== Data to use

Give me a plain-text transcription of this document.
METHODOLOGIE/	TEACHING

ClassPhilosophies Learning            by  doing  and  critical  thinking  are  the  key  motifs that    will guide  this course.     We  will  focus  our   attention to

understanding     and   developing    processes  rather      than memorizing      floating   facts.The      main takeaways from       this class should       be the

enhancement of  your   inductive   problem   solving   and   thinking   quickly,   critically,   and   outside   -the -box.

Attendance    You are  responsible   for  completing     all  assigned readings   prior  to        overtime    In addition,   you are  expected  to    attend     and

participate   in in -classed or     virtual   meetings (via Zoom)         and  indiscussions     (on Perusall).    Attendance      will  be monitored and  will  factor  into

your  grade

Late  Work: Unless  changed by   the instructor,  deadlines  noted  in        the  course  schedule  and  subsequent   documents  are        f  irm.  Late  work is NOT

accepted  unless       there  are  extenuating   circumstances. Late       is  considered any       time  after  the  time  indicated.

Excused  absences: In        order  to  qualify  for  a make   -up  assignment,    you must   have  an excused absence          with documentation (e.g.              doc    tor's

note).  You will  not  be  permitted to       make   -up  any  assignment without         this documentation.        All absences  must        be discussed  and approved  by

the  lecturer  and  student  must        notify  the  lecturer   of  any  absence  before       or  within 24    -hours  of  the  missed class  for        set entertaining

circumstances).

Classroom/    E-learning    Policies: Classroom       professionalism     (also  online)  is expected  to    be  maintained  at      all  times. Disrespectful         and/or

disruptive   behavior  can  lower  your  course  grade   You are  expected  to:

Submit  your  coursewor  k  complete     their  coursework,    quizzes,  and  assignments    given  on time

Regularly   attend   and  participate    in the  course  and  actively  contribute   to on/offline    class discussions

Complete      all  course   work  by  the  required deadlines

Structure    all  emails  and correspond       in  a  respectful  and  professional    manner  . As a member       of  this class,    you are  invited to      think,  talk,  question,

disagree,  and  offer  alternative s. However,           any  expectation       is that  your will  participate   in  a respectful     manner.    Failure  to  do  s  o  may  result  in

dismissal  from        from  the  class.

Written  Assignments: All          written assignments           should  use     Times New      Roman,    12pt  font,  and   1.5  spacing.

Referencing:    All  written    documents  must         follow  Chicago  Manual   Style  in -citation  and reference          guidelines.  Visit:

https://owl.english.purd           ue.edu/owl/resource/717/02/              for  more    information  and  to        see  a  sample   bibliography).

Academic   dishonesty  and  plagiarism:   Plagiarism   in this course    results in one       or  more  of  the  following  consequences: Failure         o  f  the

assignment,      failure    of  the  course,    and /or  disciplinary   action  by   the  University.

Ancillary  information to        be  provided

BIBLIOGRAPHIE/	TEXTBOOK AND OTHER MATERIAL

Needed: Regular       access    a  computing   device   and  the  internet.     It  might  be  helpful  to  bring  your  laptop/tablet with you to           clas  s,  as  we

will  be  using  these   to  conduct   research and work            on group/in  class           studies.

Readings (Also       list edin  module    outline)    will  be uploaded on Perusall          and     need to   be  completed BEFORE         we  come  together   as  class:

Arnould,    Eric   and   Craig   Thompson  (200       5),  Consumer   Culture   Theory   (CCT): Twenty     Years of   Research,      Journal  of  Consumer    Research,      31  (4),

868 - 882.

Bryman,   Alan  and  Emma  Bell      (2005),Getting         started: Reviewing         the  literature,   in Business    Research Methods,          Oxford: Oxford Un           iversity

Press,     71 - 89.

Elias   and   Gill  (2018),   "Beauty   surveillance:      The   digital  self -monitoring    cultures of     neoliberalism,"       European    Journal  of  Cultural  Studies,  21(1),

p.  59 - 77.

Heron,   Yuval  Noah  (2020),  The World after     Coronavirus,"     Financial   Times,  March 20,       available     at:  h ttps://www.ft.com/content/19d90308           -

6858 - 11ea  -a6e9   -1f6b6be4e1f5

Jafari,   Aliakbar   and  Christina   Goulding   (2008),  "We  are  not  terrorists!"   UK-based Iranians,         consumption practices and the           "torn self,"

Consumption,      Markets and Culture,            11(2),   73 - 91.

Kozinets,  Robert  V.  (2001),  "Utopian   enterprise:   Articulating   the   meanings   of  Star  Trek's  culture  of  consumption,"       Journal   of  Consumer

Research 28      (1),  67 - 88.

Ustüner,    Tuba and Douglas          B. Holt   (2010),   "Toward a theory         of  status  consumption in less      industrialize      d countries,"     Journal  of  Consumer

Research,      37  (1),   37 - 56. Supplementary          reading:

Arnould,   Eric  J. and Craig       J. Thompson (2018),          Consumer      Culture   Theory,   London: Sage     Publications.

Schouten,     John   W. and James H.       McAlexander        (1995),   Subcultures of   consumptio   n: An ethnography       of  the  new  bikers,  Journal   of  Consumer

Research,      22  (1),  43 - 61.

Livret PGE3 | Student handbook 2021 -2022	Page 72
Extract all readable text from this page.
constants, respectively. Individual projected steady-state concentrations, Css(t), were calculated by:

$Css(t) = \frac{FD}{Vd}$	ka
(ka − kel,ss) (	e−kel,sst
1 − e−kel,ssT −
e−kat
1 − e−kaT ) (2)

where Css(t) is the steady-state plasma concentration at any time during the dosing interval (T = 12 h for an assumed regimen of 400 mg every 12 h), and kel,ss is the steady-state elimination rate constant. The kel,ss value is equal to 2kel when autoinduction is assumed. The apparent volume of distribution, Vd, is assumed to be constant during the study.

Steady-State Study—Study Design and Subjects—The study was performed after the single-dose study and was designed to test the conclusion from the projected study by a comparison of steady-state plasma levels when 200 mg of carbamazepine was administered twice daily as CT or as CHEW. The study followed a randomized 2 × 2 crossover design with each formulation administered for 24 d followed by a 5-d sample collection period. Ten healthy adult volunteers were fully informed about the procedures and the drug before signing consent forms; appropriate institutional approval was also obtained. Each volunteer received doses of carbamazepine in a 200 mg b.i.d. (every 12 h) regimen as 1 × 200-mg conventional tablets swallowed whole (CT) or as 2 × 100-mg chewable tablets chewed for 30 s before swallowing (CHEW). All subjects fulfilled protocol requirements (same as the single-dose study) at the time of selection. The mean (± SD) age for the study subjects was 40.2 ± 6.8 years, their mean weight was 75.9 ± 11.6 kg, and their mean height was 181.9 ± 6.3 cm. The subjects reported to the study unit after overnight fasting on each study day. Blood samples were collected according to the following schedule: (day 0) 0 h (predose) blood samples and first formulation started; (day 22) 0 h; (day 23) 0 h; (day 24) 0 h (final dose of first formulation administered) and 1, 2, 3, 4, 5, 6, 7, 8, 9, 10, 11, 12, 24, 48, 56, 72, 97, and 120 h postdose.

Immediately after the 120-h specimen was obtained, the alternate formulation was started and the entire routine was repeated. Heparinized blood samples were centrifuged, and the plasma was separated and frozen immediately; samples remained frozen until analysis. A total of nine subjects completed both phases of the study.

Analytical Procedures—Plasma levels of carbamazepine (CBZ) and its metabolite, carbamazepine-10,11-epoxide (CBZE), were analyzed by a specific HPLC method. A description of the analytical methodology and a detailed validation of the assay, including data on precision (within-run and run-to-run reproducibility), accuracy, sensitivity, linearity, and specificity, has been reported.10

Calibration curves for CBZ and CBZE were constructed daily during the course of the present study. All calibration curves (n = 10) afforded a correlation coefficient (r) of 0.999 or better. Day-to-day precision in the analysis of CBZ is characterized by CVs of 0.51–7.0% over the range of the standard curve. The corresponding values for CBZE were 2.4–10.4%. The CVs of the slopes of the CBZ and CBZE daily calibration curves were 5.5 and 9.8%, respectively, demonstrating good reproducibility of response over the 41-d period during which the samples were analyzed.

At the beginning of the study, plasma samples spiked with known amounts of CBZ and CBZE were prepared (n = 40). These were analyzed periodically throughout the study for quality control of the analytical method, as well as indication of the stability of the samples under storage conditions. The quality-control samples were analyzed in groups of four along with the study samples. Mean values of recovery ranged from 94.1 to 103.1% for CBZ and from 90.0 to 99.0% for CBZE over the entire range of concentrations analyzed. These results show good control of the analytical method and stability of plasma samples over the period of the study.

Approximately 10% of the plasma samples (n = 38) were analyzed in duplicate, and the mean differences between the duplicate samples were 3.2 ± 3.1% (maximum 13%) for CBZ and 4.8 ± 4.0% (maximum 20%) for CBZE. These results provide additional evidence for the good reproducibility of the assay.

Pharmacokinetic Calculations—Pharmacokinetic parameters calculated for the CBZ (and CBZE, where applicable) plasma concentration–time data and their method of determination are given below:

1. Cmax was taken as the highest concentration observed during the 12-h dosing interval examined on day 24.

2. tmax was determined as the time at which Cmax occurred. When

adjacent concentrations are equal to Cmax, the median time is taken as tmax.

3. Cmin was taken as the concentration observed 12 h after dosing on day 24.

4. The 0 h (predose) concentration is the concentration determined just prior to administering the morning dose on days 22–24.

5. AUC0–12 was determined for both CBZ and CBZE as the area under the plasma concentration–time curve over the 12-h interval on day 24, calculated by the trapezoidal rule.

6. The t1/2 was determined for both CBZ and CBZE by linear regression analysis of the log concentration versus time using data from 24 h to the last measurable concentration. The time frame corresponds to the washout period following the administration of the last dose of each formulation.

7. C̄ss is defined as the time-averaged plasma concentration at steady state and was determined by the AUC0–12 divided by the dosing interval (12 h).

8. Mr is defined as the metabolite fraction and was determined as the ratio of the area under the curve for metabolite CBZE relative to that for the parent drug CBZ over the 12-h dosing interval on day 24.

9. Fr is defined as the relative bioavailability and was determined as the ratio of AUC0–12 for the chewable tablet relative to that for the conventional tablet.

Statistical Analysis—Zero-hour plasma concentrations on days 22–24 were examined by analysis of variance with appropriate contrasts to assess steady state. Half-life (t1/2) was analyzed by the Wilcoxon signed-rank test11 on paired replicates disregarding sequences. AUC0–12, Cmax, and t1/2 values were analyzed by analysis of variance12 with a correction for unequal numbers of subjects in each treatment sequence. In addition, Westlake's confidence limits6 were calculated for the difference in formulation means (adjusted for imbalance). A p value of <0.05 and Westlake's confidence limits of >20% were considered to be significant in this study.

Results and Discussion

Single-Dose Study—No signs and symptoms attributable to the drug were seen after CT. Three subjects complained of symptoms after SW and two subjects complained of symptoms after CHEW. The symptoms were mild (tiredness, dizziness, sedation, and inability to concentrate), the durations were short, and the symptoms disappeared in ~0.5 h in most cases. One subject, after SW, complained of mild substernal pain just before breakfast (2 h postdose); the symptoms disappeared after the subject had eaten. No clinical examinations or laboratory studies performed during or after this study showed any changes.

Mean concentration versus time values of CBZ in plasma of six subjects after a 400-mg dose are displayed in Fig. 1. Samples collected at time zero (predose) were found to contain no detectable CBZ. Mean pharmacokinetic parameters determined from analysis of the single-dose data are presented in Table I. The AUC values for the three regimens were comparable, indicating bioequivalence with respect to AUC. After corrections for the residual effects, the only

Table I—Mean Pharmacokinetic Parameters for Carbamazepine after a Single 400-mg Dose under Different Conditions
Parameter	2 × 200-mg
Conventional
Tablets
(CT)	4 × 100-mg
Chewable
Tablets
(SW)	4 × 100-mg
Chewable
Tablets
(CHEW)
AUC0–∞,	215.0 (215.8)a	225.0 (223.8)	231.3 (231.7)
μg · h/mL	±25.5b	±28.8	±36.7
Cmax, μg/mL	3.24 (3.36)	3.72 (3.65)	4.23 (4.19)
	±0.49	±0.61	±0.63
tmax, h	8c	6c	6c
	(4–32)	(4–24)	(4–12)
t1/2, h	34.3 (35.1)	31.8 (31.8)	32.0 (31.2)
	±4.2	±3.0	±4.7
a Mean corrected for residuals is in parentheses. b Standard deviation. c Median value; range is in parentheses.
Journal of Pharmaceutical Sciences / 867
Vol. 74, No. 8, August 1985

====

### What you need to do
In the records above, find each line with the word "Eric" and copy it out.

### Written solution
Arnould,    Eric   and   Craig   Thompson  (200       5),  Consumer   Culture   Theory   (CCT): Twenty     Years of   Research,      Journal  of  Consumer    Research,      31  (4),
Arnould,   Eric  J. and Craig       J. Thompson (2018),          Consumer      Culture   Theory,   London: Sage     Publications.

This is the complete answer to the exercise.